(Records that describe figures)
[start]

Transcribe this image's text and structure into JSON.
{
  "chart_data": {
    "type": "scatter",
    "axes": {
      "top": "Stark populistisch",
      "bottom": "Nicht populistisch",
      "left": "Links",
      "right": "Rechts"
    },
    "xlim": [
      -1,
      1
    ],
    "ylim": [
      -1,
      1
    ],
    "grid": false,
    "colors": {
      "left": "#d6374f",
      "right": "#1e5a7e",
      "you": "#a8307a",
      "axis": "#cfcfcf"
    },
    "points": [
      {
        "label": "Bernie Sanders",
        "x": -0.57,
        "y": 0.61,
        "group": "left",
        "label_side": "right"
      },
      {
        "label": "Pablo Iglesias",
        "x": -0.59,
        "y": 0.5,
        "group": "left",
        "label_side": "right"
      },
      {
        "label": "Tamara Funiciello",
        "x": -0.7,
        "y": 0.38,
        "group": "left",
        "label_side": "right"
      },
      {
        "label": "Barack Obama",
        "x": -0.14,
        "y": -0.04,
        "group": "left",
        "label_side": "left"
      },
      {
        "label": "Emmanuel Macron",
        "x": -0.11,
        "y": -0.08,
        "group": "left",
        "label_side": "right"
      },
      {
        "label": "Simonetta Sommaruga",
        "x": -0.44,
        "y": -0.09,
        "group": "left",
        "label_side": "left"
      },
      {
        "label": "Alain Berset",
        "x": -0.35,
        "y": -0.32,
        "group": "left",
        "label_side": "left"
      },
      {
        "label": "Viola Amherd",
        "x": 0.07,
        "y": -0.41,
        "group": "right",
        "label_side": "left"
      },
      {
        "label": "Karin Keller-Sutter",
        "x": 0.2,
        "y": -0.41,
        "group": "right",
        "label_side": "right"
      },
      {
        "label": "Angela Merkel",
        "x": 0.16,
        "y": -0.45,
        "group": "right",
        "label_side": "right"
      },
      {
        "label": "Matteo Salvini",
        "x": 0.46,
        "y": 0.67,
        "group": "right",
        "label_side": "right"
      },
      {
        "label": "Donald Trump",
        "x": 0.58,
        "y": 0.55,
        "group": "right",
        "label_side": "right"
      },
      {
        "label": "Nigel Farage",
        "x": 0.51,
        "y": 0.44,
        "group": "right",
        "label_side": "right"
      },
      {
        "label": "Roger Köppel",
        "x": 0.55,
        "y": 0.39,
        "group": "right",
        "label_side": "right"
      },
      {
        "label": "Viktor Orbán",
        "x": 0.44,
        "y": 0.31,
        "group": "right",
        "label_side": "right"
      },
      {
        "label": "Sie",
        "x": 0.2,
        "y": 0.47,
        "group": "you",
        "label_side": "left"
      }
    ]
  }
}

[end]

**What you are asked to do**.
Retype the material in full. Each word must match.

**Output**.
Transcribe this image's text and structure into JSON.
{
  "chart_data": {
    "type": "scatter",
    "axes": {
      "top": "Stark populistisch",
      "bottom": "Nicht populistisch",
      "left": "Links",
      "right": "Rechts"
    },
    "xlim": [
      -1,
      1
    ],
    "ylim": [
      -1,
      1
    ],
    "grid": false,
    "colors": {
      "left": "#d6374f",
      "right": "#1e5a7e",
      "you": "#a8307a",
      "axis": "#cfcfcf"
    },
    "points": [
      {
        "label": "Bernie Sanders",
        "x": -0.57,
        "y": 0.61,
        "group": "left",
        "label_side": "right"
      },
      {
        "label": "Pablo Iglesias",
        "x": -0.59,
        "y": 0.5,
        "group": "left",
        "label_side": "right"
      },
      {
        "label": "Tamara Funiciello",
        "x": -0.7,
        "y": 0.38,
        "group": "left",
        "label_side": "right"
      },
      {
        "label": "Barack Obama",
        "x": -0.14,
        "y": -0.04,
        "group": "left",
        "label_side": "left"
      },
      {
        "label": "Emmanuel Macron",
        "x": -0.11,
        "y": -0.08,
        "group": "left",
        "label_side": "right"
      },
      {
        "label": "Simonetta Sommaruga",
        "x": -0.44,
        "y": -0.09,
        "group": "left",
        "label_side": "left"
      },
      {
        "label": "Alain Berset",
        "x": -0.35,
        "y": -0.32,
        "group": "left",
        "label_side": "left"
      },
      {
        "label": "Viola Amherd",
        "x": 0.07,
        "y": -0.41,
        "group": "right",
        "label_side": "left"
      },
      {
        "label": "Karin Keller-Sutter",
        "x": 0.2,
        "y": -0.41,
        "group": "right",
        "label_side": "right"
      },
      {
        "label": "Angela Merkel",
        "x": 0.16,
        "y": -0.45,
        "group": "right",
        "label_side": "right"
      },
      {
        "label": "Matteo Salvini",
        "x": 0.46,
        "y": 0.67,
        "group": "right",
        "label_side": "right"
      },
      {
        "label": "Donald Trump",
        "x": 0.58,
        "y": 0.55,
        "group": "right",
        "label_side": "right"
      },
      {
        "label": "Nigel Farage",
        "x": 0.51,
        "y": 0.44,
        "group": "right",
        "label_side": "right"
      },
      {
        "label": "Roger Köppel",
        "x": 0.55,
        "y": 0.39,
        "group": "right",
        "label_side": "right"
      },
      {
        "label": "Viktor Orbán",
        "x": 0.44,
        "y": 0.31,
        "group": "right",
        "label_side": "right"
      },
      {
        "label": "Sie",
        "x": 0.2,
        "y": 0.47,
        "group": "you",
        "label_side": "left"
      }
    ]
  }
}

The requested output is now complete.